[Dataset records]
══════════════════════════════

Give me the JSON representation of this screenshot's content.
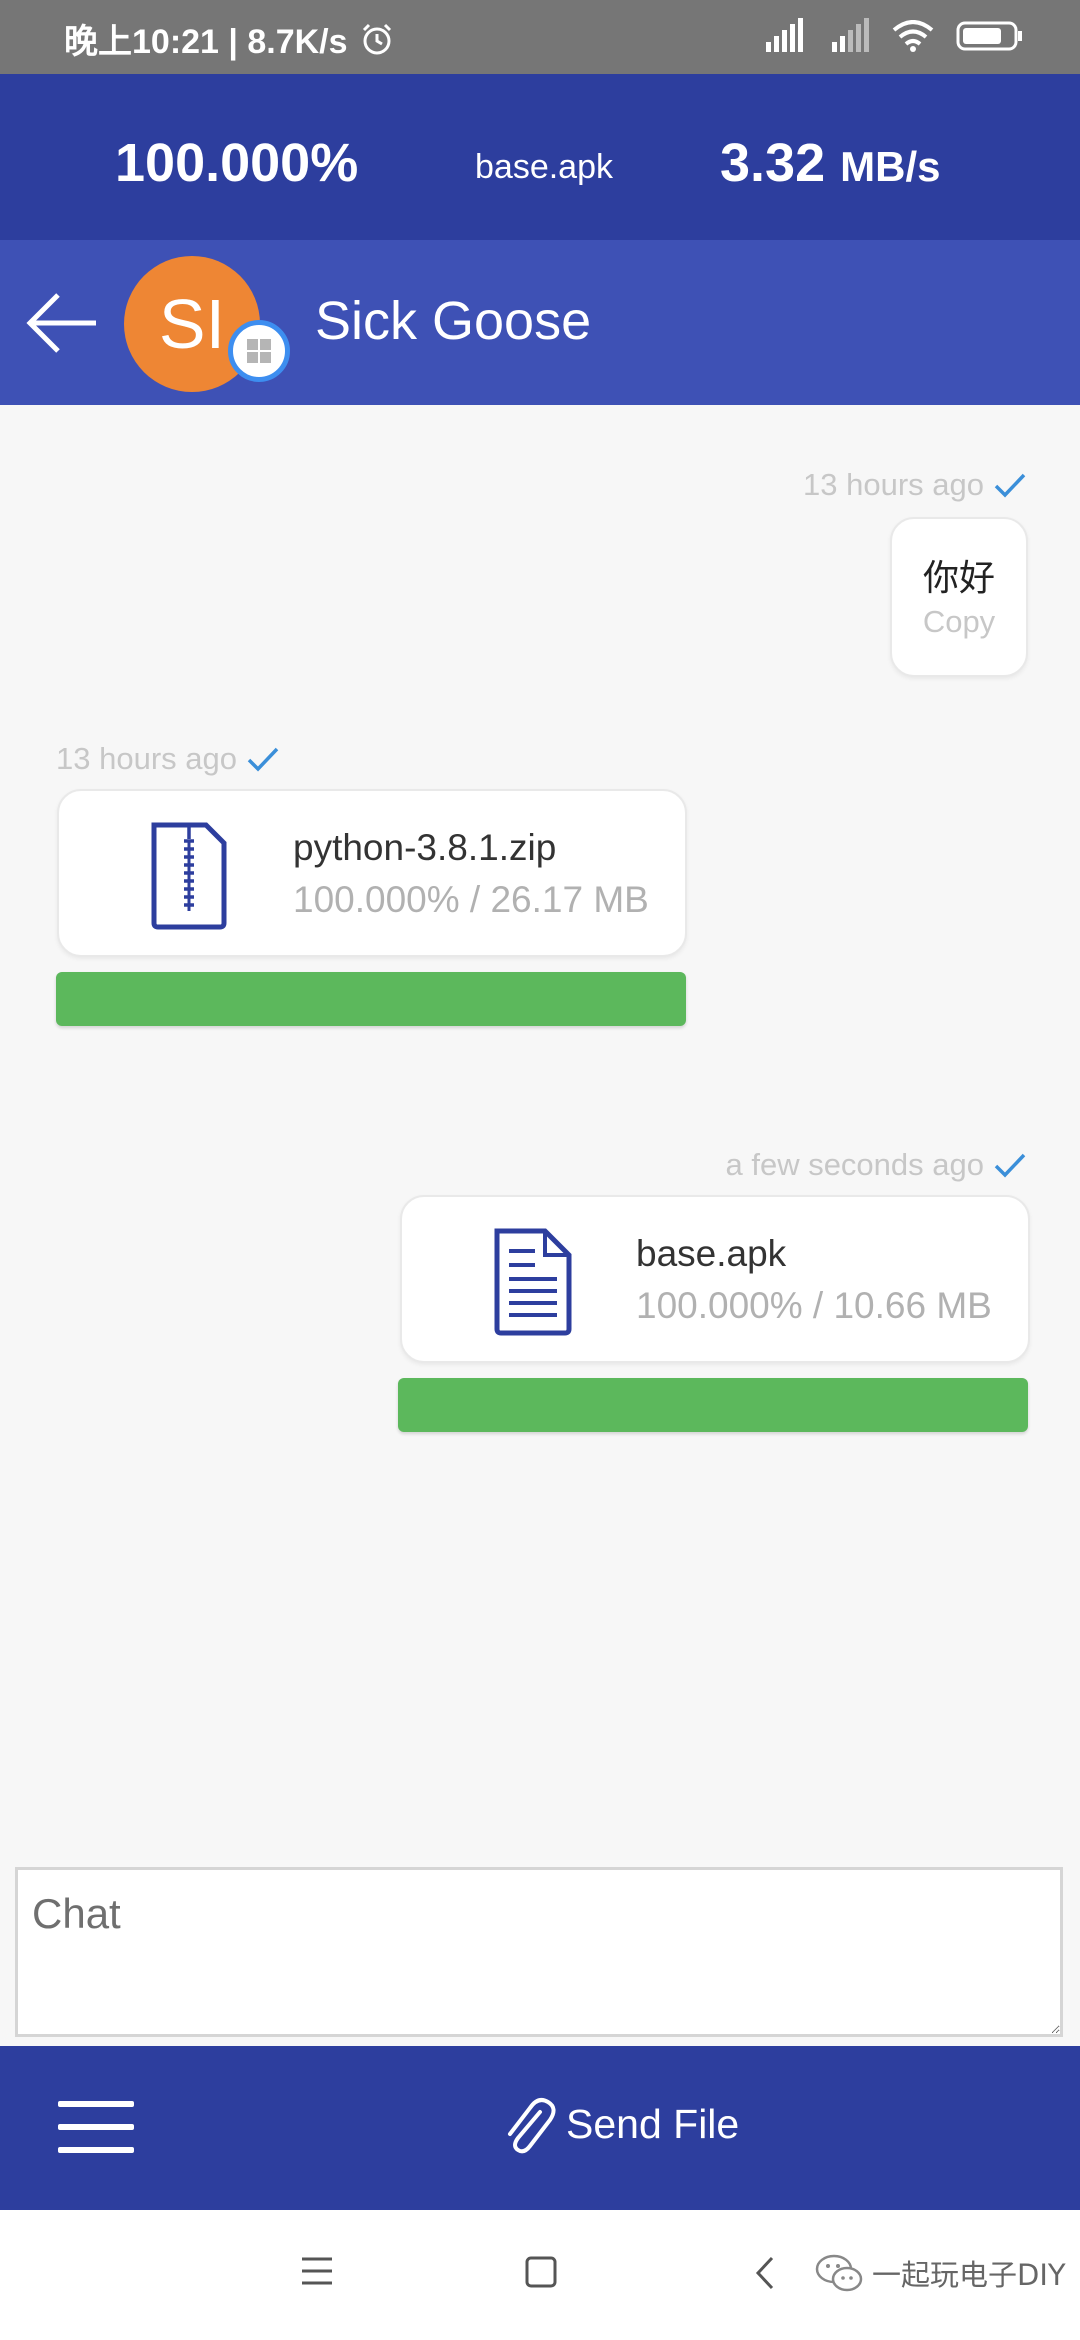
{
  "status_bar": {
    "time_speed": "晚上10:21 | 8.7K/s"
  },
  "transfer": {
    "percent": "100.000%",
    "file": "base.apk",
    "speed_value": "3.32",
    "speed_unit": "MB/s"
  },
  "header": {
    "avatar_initials": "SI",
    "contact_name": "Sick Goose"
  },
  "messages": [
    {
      "timestamp": "13 hours ago",
      "text": "你好",
      "copy_label": "Copy"
    },
    {
      "timestamp": "13 hours ago",
      "file_name": "python-3.8.1.zip",
      "progress_text": "100.000% / 26.17 MB",
      "progress": 1.0,
      "icon": "zip-file-icon"
    },
    {
      "timestamp": "a few seconds ago",
      "file_name": "base.apk",
      "progress_text": "100.000% / 10.66 MB",
      "progress": 1.0,
      "icon": "document-file-icon"
    }
  ],
  "input": {
    "placeholder": "Chat"
  },
  "actions": {
    "send_file_label": "Send File"
  },
  "watermark": {
    "text": "一起玩电子DIY"
  },
  "colors": {
    "primary_dark": "#2d3e9e",
    "primary": "#3e51b5",
    "avatar": "#ee8634",
    "progress": "#5cb85c",
    "check": "#3b8fd9"
  }
}
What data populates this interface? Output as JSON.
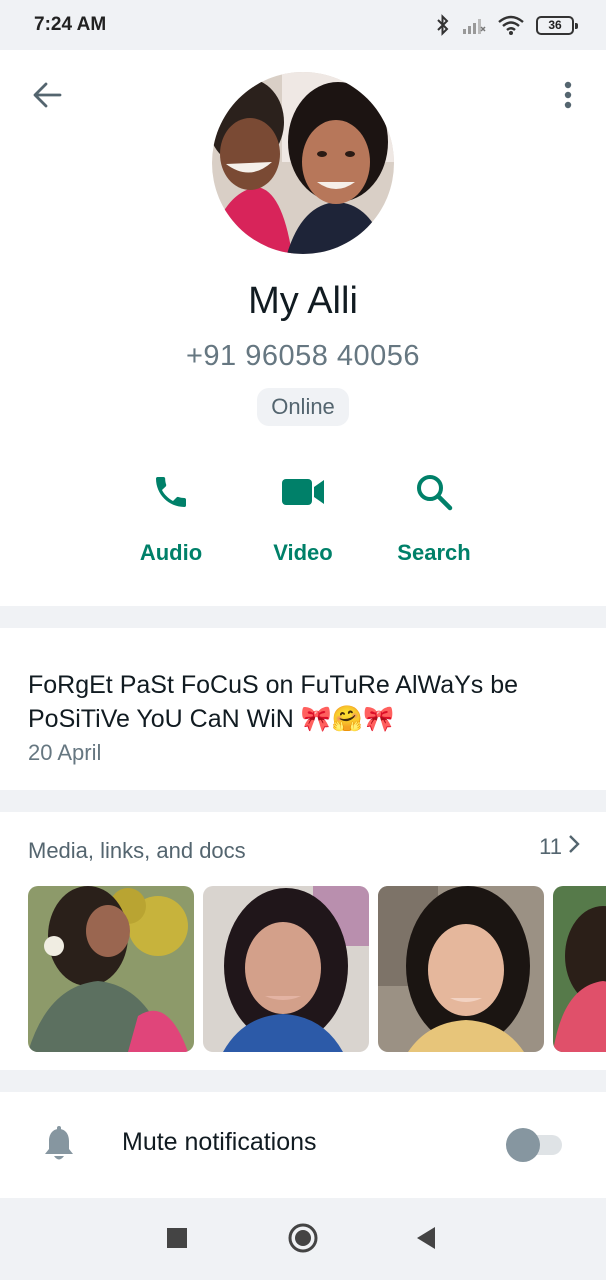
{
  "status_bar": {
    "time": "7:24 AM",
    "battery": "36",
    "icons": [
      "bluetooth-icon",
      "signal-icon",
      "wifi-icon",
      "battery-icon"
    ]
  },
  "header": {
    "back_icon": "arrow-left-icon",
    "menu_icon": "more-vertical-icon"
  },
  "contact": {
    "name": "My Alli",
    "phone": "+91 96058 40056",
    "presence": "Online"
  },
  "actions": [
    {
      "label": "Audio",
      "icon": "phone-icon"
    },
    {
      "label": "Video",
      "icon": "video-icon"
    },
    {
      "label": "Search",
      "icon": "search-icon"
    }
  ],
  "about": {
    "text": "FoRgEt PaSt FoCuS on FuTuRe AlWaYs be PoSiTiVe YoU CaN WiN 🎀🤗🎀",
    "date": "20 April"
  },
  "media": {
    "title": "Media, links, and docs",
    "count": "11"
  },
  "notifications": {
    "mute_label": "Mute notifications",
    "muted": false
  },
  "colors": {
    "accent": "#008069",
    "background": "#f0f2f5",
    "card": "#ffffff",
    "secondary_text": "#667781"
  }
}
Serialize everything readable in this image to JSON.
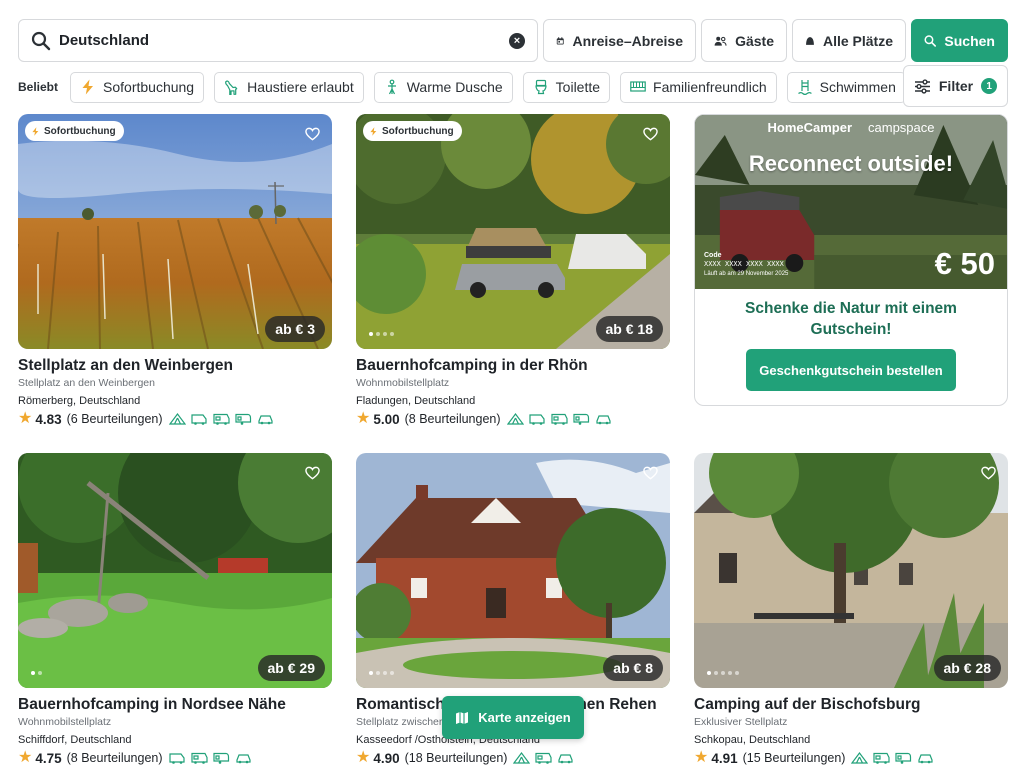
{
  "search": {
    "value": "Deutschland",
    "dates_label": "Anreise–Abreise",
    "guests_label": "Gäste",
    "places_label": "Alle Plätze",
    "search_label": "Suchen"
  },
  "filters": {
    "popular_label": "Beliebt",
    "chips": [
      {
        "label": "Sofortbuchung",
        "icon": "lightning-icon"
      },
      {
        "label": "Haustiere erlaubt",
        "icon": "dog-icon"
      },
      {
        "label": "Warme Dusche",
        "icon": "shower-icon"
      },
      {
        "label": "Toilette",
        "icon": "toilet-icon"
      },
      {
        "label": "Familienfreundlich",
        "icon": "family-icon"
      },
      {
        "label": "Schwimmen",
        "icon": "swimming-icon"
      }
    ],
    "filter_label": "Filter",
    "filter_count": "1"
  },
  "colors": {
    "accent": "#21a179",
    "promo_text": "#1d6e55",
    "star": "#f0a830"
  },
  "listings": [
    {
      "title": "Stellplatz an den Weinbergen",
      "subtitle": "Stellplatz an den Weinbergen",
      "location": "Römerberg, Deutschland",
      "score": "4.83",
      "reviews": "(6 Beurteilungen)",
      "price": "ab € 3",
      "instant_label": "Sofortbuchung"
    },
    {
      "title": "Bauernhofcamping in der Rhön",
      "subtitle": "Wohnmobilstellplatz",
      "location": "Fladungen, Deutschland",
      "score": "5.00",
      "reviews": "(8 Beurteilungen)",
      "price": "ab € 18",
      "instant_label": "Sofortbuchung"
    },
    {
      "title": "Bauernhofcamping in Nordsee Nähe",
      "subtitle": "Wohnmobilstellplatz",
      "location": "Schiffdorf, Deutschland",
      "score": "4.75",
      "reviews": "(8 Beurteilungen)",
      "price": "ab € 29"
    },
    {
      "title": "Romantisch",
      "title_tail": "chen Rehen",
      "subtitle": "Stellplatz zwischer",
      "location": "Kasseedorf /Ostholstein, Deutschland",
      "score": "4.90",
      "reviews": "(18 Beurteilungen)",
      "price": "ab € 8"
    },
    {
      "title": "Camping auf der Bischofsburg",
      "subtitle": "Exklusiver Stellplatz",
      "location": "Schkopau, Deutschland",
      "score": "4.91",
      "reviews": "(15 Beurteilungen)",
      "price": "ab € 28"
    }
  ],
  "promo": {
    "brand_1": "HomeCamper",
    "brand_2": "campspace",
    "headline": "Reconnect outside!",
    "code_label": "Code",
    "code_value": "XXXX XXXX XXXX XXXX",
    "code_expiry": "Läuft ab am 29 November 2025",
    "amount": "€ 50",
    "text": "Schenke die Natur mit einem Gutschein!",
    "button_label": "Geschenkgutschein bestellen"
  },
  "map_button_label": "Karte anzeigen"
}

══════════════════════════════

### WRITTEN EXERCISE
Reproduce each entry precisely. Leave the pictures out.

### ANSWER TO THE PROBLEM
Give me the JSON representation of this screenshot's content.
{
  "status_bar": {
    "time_speed": "晚上10:21 | 8.7K/s"
  },
  "transfer": {
    "percent": "100.000%",
    "file": "base.apk",
    "speed_value": "3.32",
    "speed_unit": "MB/s"
  },
  "header": {
    "avatar_initials": "SI",
    "contact_name": "Sick Goose"
  },
  "messages": [
    {
      "timestamp": "13 hours ago",
      "text": "你好",
      "copy_label": "Copy"
    },
    {
      "timestamp": "13 hours ago",
      "file_name": "python-3.8.1.zip",
      "progress_text": "100.000% / 26.17 MB",
      "progress": 1.0,
      "icon": "zip-file-icon"
    },
    {
      "timestamp": "a few seconds ago",
      "file_name": "base.apk",
      "progress_text": "100.000% / 10.66 MB",
      "progress": 1.0,
      "icon": "document-file-icon"
    }
  ],
  "input": {
    "placeholder": "Chat"
  },
  "actions": {
    "send_file_label": "Send File"
  },
  "watermark": {
    "text": "一起玩电子DIY"
  },
  "colors": {
    "primary_dark": "#2d3e9e",
    "primary": "#3e51b5",
    "avatar": "#ee8634",
    "progress": "#5cb85c",
    "check": "#3b8fd9"
  }
}
What data populates this interface? Output as JSON.
{
  "status_bar": {
    "time": "7:24 AM",
    "battery": "36",
    "icons": [
      "bluetooth-icon",
      "signal-icon",
      "wifi-icon",
      "battery-icon"
    ]
  },
  "header": {
    "back_icon": "arrow-left-icon",
    "menu_icon": "more-vertical-icon"
  },
  "contact": {
    "name": "My Alli",
    "phone": "+91 96058 40056",
    "presence": "Online"
  },
  "actions": [
    {
      "label": "Audio",
      "icon": "phone-icon"
    },
    {
      "label": "Video",
      "icon": "video-icon"
    },
    {
      "label": "Search",
      "icon": "search-icon"
    }
  ],
  "about": {
    "text": "FoRgEt PaSt FoCuS on FuTuRe AlWaYs be PoSiTiVe YoU CaN WiN 🎀🤗🎀",
    "date": "20 April"
  },
  "media": {
    "title": "Media, links, and docs",
    "count": "11"
  },
  "notifications": {
    "mute_label": "Mute notifications",
    "muted": false
  },
  "colors": {
    "accent": "#008069",
    "background": "#f0f2f5",
    "card": "#ffffff",
    "secondary_text": "#667781"
  }
}
Serialize everything readable in this image to JSON.
{
  "search": {
    "value": "Deutschland",
    "dates_label": "Anreise–Abreise",
    "guests_label": "Gäste",
    "places_label": "Alle Plätze",
    "search_label": "Suchen"
  },
  "filters": {
    "popular_label": "Beliebt",
    "chips": [
      {
        "label": "Sofortbuchung",
        "icon": "lightning-icon"
      },
      {
        "label": "Haustiere erlaubt",
        "icon": "dog-icon"
      },
      {
        "label": "Warme Dusche",
        "icon": "shower-icon"
      },
      {
        "label": "Toilette",
        "icon": "toilet-icon"
      },
      {
        "label": "Familienfreundlich",
        "icon": "family-icon"
      },
      {
        "label": "Schwimmen",
        "icon": "swimming-icon"
      }
    ],
    "filter_label": "Filter",
    "filter_count": "1"
  },
  "colors": {
    "accent": "#21a179",
    "promo_text": "#1d6e55",
    "star": "#f0a830"
  },
  "listings": [
    {
      "title": "Stellplatz an den Weinbergen",
      "subtitle": "Stellplatz an den Weinbergen",
      "location": "Römerberg, Deutschland",
      "score": "4.83",
      "reviews": "(6 Beurteilungen)",
      "price": "ab € 3",
      "instant_label": "Sofortbuchung"
    },
    {
      "title": "Bauernhofcamping in der Rhön",
      "subtitle": "Wohnmobilstellplatz",
      "location": "Fladungen, Deutschland",
      "score": "5.00",
      "reviews": "(8 Beurteilungen)",
      "price": "ab € 18",
      "instant_label": "Sofortbuchung"
    },
    {
      "title": "Bauernhofcamping in Nordsee Nähe",
      "subtitle": "Wohnmobilstellplatz",
      "location": "Schiffdorf, Deutschland",
      "score": "4.75",
      "reviews": "(8 Beurteilungen)",
      "price": "ab € 29"
    },
    {
      "title": "Romantisch",
      "title_tail": "chen Rehen",
      "subtitle": "Stellplatz zwischer",
      "location": "Kasseedorf /Ostholstein, Deutschland",
      "score": "4.90",
      "reviews": "(18 Beurteilungen)",
      "price": "ab € 8"
    },
    {
      "title": "Camping auf der Bischofsburg",
      "subtitle": "Exklusiver Stellplatz",
      "location": "Schkopau, Deutschland",
      "score": "4.91",
      "reviews": "(15 Beurteilungen)",
      "price": "ab € 28"
    }
  ],
  "promo": {
    "brand_1": "HomeCamper",
    "brand_2": "campspace",
    "headline": "Reconnect outside!",
    "code_label": "Code",
    "code_value": "XXXX XXXX XXXX XXXX",
    "code_expiry": "Läuft ab am 29 November 2025",
    "amount": "€ 50",
    "text": "Schenke die Natur mit einem Gutschein!",
    "button_label": "Geschenkgutschein bestellen"
  },
  "map_button_label": "Karte anzeigen"
}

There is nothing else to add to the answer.